● EXERCISE TASK:
Return the material below in full and exactly.

(Excerpt from a dataset)
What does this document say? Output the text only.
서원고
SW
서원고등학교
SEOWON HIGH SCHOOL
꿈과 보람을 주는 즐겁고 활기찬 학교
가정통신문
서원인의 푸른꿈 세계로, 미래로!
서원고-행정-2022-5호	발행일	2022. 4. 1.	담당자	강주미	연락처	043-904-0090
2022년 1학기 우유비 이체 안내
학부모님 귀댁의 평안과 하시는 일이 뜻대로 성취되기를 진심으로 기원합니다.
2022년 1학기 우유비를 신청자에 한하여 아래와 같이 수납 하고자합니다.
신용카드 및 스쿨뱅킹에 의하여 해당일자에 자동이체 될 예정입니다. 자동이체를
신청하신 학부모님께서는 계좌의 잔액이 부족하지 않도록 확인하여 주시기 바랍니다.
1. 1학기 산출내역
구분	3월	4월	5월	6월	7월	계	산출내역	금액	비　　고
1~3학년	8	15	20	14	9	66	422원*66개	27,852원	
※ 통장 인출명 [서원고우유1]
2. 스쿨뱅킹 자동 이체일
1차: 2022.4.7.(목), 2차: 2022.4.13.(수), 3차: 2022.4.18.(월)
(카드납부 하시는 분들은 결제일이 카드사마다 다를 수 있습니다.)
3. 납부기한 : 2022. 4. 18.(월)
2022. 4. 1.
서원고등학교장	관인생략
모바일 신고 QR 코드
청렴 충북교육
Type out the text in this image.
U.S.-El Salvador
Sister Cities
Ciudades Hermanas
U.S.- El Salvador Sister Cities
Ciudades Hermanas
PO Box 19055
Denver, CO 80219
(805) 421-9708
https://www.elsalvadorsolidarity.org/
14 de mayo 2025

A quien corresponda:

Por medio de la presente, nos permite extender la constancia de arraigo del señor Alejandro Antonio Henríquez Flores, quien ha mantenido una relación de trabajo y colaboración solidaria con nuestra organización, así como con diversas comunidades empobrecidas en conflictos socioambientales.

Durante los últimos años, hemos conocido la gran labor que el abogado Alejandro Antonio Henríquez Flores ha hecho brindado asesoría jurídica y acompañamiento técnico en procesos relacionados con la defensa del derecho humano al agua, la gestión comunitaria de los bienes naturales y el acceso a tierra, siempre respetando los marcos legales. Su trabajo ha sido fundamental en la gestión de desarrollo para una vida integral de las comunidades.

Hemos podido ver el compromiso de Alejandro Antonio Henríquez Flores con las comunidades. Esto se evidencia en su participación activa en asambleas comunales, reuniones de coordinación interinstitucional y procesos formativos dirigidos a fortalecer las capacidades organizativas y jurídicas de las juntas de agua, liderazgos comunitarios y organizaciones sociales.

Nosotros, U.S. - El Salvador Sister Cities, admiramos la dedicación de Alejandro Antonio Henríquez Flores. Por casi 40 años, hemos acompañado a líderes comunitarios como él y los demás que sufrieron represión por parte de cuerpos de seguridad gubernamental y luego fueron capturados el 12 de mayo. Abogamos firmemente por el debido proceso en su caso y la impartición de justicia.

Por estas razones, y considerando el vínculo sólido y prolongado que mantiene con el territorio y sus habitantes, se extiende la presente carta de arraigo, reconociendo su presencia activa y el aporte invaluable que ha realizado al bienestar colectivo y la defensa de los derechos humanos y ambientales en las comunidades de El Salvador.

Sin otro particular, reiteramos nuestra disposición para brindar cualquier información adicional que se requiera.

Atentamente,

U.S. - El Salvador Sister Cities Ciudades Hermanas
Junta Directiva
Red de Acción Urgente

● THE ANSWER:
What does this document say? Output the text only.
서원고
SW
서원고등학교
SEOWON HIGH SCHOOL
꿈과 보람을 주는 즐겁고 활기찬 학교
가정통신문
서원인의 푸른꿈 세계로, 미래로!
서원고-행정-2022-5호	발행일	2022. 4. 1.	담당자	강주미	연락처	043-904-0090
2022년 1학기 우유비 이체 안내
학부모님 귀댁의 평안과 하시는 일이 뜻대로 성취되기를 진심으로 기원합니다.
2022년 1학기 우유비를 신청자에 한하여 아래와 같이 수납 하고자합니다.
신용카드 및 스쿨뱅킹에 의하여 해당일자에 자동이체 될 예정입니다. 자동이체를
신청하신 학부모님께서는 계좌의 잔액이 부족하지 않도록 확인하여 주시기 바랍니다.
1. 1학기 산출내역
구분	3월	4월	5월	6월	7월	계	산출내역	금액	비　　고
1~3학년	8	15	20	14	9	66	422원*66개	27,852원	
※ 통장 인출명 [서원고우유1]
2. 스쿨뱅킹 자동 이체일
1차: 2022.4.7.(목), 2차: 2022.4.13.(수), 3차: 2022.4.18.(월)
(카드납부 하시는 분들은 결제일이 카드사마다 다를 수 있습니다.)
3. 납부기한 : 2022. 4. 18.(월)
2022. 4. 1.
서원고등학교장	관인생략
모바일 신고 QR 코드
청렴 충북교육
Type out the text in this image.
U.S.-El Salvador
Sister Cities
Ciudades Hermanas
U.S.- El Salvador Sister Cities
Ciudades Hermanas
PO Box 19055
Denver, CO 80219
(805) 421-9708
https://www.elsalvadorsolidarity.org/
14 de mayo 2025

A quien corresponda:

Por medio de la presente, nos permite extender la constancia de arraigo del señor Alejandro Antonio Henríquez Flores, quien ha mantenido una relación de trabajo y colaboración solidaria con nuestra organización, así como con diversas comunidades empobrecidas en conflictos socioambientales.

Durante los últimos años, hemos conocido la gran labor que el abogado Alejandro Antonio Henríquez Flores ha hecho brindado asesoría jurídica y acompañamiento técnico en procesos relacionados con la defensa del derecho humano al agua, la gestión comunitaria de los bienes naturales y el acceso a tierra, siempre respetando los marcos legales. Su trabajo ha sido fundamental en la gestión de desarrollo para una vida integral de las comunidades.

Hemos podido ver el compromiso de Alejandro Antonio Henríquez Flores con las comunidades. Esto se evidencia en su participación activa en asambleas comunales, reuniones de coordinación interinstitucional y procesos formativos dirigidos a fortalecer las capacidades organizativas y jurídicas de las juntas de agua, liderazgos comunitarios y organizaciones sociales.

Nosotros, U.S. - El Salvador Sister Cities, admiramos la dedicación de Alejandro Antonio Henríquez Flores. Por casi 40 años, hemos acompañado a líderes comunitarios como él y los demás que sufrieron represión por parte de cuerpos de seguridad gubernamental y luego fueron capturados el 12 de mayo. Abogamos firmemente por el debido proceso en su caso y la impartición de justicia.

Por estas razones, y considerando el vínculo sólido y prolongado que mantiene con el territorio y sus habitantes, se extiende la presente carta de arraigo, reconociendo su presencia activa y el aporte invaluable que ha realizado al bienestar colectivo y la defensa de los derechos humanos y ambientales en las comunidades de El Salvador.

Sin otro particular, reiteramos nuestra disposición para brindar cualquier información adicional que se requiera.

Atentamente,

U.S. - El Salvador Sister Cities Ciudades Hermanas
Junta Directiva
Red de Acción Urgente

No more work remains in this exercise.